_Goal_
The records that follow are to be repeated without alteration.
* START Excerpted records *
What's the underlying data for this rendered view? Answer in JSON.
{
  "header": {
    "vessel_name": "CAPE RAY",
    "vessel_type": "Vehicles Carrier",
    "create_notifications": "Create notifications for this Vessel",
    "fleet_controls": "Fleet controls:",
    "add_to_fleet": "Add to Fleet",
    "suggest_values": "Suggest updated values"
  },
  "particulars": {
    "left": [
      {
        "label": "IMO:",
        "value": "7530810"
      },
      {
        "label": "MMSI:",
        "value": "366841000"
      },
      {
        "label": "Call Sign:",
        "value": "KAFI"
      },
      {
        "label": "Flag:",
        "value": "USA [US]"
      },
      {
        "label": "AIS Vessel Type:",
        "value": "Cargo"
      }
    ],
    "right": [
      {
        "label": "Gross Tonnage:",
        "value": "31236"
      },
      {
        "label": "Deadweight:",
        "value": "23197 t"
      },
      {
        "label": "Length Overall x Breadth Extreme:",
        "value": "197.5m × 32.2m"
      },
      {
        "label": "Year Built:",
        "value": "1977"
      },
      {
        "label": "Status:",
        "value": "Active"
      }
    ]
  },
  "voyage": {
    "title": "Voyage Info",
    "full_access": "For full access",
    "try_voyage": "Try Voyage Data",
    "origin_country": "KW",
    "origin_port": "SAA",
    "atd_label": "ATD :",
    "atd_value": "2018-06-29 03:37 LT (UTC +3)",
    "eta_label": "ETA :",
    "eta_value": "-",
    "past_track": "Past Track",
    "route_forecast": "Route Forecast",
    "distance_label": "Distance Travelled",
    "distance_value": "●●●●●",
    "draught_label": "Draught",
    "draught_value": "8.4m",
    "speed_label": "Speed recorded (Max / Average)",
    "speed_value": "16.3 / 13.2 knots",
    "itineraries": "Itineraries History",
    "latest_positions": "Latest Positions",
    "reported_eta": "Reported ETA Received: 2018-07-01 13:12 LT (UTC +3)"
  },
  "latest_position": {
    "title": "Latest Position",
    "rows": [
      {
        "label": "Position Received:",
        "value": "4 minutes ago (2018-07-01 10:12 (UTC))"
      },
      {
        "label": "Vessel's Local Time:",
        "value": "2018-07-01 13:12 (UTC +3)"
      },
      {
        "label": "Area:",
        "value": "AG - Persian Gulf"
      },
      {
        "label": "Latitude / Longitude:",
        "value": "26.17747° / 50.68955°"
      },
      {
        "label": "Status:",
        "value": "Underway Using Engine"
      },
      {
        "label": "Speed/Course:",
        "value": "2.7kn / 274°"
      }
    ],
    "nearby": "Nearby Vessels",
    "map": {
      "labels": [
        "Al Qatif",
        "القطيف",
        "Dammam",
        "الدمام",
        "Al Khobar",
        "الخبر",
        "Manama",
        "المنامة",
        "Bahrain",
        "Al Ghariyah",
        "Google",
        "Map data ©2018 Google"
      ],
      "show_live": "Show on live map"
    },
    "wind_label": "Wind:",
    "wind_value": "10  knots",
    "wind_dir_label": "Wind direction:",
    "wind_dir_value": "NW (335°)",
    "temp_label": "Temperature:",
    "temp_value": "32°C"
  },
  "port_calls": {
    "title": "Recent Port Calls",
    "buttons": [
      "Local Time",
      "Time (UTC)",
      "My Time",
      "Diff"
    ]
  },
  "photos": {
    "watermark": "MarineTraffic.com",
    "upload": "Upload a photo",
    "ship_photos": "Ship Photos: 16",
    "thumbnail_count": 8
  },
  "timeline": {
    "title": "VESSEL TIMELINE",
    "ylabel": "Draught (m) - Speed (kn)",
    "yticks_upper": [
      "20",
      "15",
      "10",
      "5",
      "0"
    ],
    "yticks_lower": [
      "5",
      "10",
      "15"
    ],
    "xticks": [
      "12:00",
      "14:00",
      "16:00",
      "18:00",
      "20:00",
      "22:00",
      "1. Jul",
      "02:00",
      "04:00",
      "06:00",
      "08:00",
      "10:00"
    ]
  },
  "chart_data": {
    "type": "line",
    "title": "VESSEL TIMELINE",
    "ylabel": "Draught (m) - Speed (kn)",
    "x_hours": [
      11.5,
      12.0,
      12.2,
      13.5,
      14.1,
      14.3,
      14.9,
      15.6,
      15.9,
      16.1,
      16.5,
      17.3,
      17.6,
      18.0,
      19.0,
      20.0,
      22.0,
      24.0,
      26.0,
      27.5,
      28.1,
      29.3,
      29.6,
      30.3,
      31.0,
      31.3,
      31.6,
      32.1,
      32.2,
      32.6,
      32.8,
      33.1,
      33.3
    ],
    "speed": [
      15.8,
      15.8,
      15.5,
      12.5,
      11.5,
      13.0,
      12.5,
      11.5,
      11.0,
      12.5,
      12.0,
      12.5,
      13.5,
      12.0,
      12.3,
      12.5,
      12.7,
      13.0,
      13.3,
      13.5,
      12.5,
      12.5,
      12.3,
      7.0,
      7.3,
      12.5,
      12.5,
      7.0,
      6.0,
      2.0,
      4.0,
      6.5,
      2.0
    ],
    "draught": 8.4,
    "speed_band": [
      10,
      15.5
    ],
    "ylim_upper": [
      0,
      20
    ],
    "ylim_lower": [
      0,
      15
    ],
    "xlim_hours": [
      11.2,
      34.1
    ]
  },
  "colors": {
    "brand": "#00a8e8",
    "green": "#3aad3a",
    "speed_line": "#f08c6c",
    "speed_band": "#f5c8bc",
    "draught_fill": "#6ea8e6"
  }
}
* END Excerpted records *
_Solved problem_
What's the underlying data for this rendered view? Answer in JSON.
{
  "header": {
    "vessel_name": "CAPE RAY",
    "vessel_type": "Vehicles Carrier",
    "create_notifications": "Create notifications for this Vessel",
    "fleet_controls": "Fleet controls:",
    "add_to_fleet": "Add to Fleet",
    "suggest_values": "Suggest updated values"
  },
  "particulars": {
    "left": [
      {
        "label": "IMO:",
        "value": "7530810"
      },
      {
        "label": "MMSI:",
        "value": "366841000"
      },
      {
        "label": "Call Sign:",
        "value": "KAFI"
      },
      {
        "label": "Flag:",
        "value": "USA [US]"
      },
      {
        "label": "AIS Vessel Type:",
        "value": "Cargo"
      }
    ],
    "right": [
      {
        "label": "Gross Tonnage:",
        "value": "31236"
      },
      {
        "label": "Deadweight:",
        "value": "23197 t"
      },
      {
        "label": "Length Overall x Breadth Extreme:",
        "value": "197.5m × 32.2m"
      },
      {
        "label": "Year Built:",
        "value": "1977"
      },
      {
        "label": "Status:",
        "value": "Active"
      }
    ]
  },
  "voyage": {
    "title": "Voyage Info",
    "full_access": "For full access",
    "try_voyage": "Try Voyage Data",
    "origin_country": "KW",
    "origin_port": "SAA",
    "atd_label": "ATD :",
    "atd_value": "2018-06-29 03:37 LT (UTC +3)",
    "eta_label": "ETA :",
    "eta_value": "-",
    "past_track": "Past Track",
    "route_forecast": "Route Forecast",
    "distance_label": "Distance Travelled",
    "distance_value": "●●●●●",
    "draught_label": "Draught",
    "draught_value": "8.4m",
    "speed_label": "Speed recorded (Max / Average)",
    "speed_value": "16.3 / 13.2 knots",
    "itineraries": "Itineraries History",
    "latest_positions": "Latest Positions",
    "reported_eta": "Reported ETA Received: 2018-07-01 13:12 LT (UTC +3)"
  },
  "latest_position": {
    "title": "Latest Position",
    "rows": [
      {
        "label": "Position Received:",
        "value": "4 minutes ago (2018-07-01 10:12 (UTC))"
      },
      {
        "label": "Vessel's Local Time:",
        "value": "2018-07-01 13:12 (UTC +3)"
      },
      {
        "label": "Area:",
        "value": "AG - Persian Gulf"
      },
      {
        "label": "Latitude / Longitude:",
        "value": "26.17747° / 50.68955°"
      },
      {
        "label": "Status:",
        "value": "Underway Using Engine"
      },
      {
        "label": "Speed/Course:",
        "value": "2.7kn / 274°"
      }
    ],
    "nearby": "Nearby Vessels",
    "map": {
      "labels": [
        "Al Qatif",
        "القطيف",
        "Dammam",
        "الدمام",
        "Al Khobar",
        "الخبر",
        "Manama",
        "المنامة",
        "Bahrain",
        "Al Ghariyah",
        "Google",
        "Map data ©2018 Google"
      ],
      "show_live": "Show on live map"
    },
    "wind_label": "Wind:",
    "wind_value": "10  knots",
    "wind_dir_label": "Wind direction:",
    "wind_dir_value": "NW (335°)",
    "temp_label": "Temperature:",
    "temp_value": "32°C"
  },
  "port_calls": {
    "title": "Recent Port Calls",
    "buttons": [
      "Local Time",
      "Time (UTC)",
      "My Time",
      "Diff"
    ]
  },
  "photos": {
    "watermark": "MarineTraffic.com",
    "upload": "Upload a photo",
    "ship_photos": "Ship Photos: 16",
    "thumbnail_count": 8
  },
  "timeline": {
    "title": "VESSEL TIMELINE",
    "ylabel": "Draught (m) - Speed (kn)",
    "yticks_upper": [
      "20",
      "15",
      "10",
      "5",
      "0"
    ],
    "yticks_lower": [
      "5",
      "10",
      "15"
    ],
    "xticks": [
      "12:00",
      "14:00",
      "16:00",
      "18:00",
      "20:00",
      "22:00",
      "1. Jul",
      "02:00",
      "04:00",
      "06:00",
      "08:00",
      "10:00"
    ]
  },
  "chart_data": {
    "type": "line",
    "title": "VESSEL TIMELINE",
    "ylabel": "Draught (m) - Speed (kn)",
    "x_hours": [
      11.5,
      12.0,
      12.2,
      13.5,
      14.1,
      14.3,
      14.9,
      15.6,
      15.9,
      16.1,
      16.5,
      17.3,
      17.6,
      18.0,
      19.0,
      20.0,
      22.0,
      24.0,
      26.0,
      27.5,
      28.1,
      29.3,
      29.6,
      30.3,
      31.0,
      31.3,
      31.6,
      32.1,
      32.2,
      32.6,
      32.8,
      33.1,
      33.3
    ],
    "speed": [
      15.8,
      15.8,
      15.5,
      12.5,
      11.5,
      13.0,
      12.5,
      11.5,
      11.0,
      12.5,
      12.0,
      12.5,
      13.5,
      12.0,
      12.3,
      12.5,
      12.7,
      13.0,
      13.3,
      13.5,
      12.5,
      12.5,
      12.3,
      7.0,
      7.3,
      12.5,
      12.5,
      7.0,
      6.0,
      2.0,
      4.0,
      6.5,
      2.0
    ],
    "draught": 8.4,
    "speed_band": [
      10,
      15.5
    ],
    "ylim_upper": [
      0,
      20
    ],
    "ylim_lower": [
      0,
      15
    ],
    "xlim_hours": [
      11.2,
      34.1
    ]
  },
  "colors": {
    "brand": "#00a8e8",
    "green": "#3aad3a",
    "speed_line": "#f08c6c",
    "speed_band": "#f5c8bc",
    "draught_fill": "#6ea8e6"
  }
}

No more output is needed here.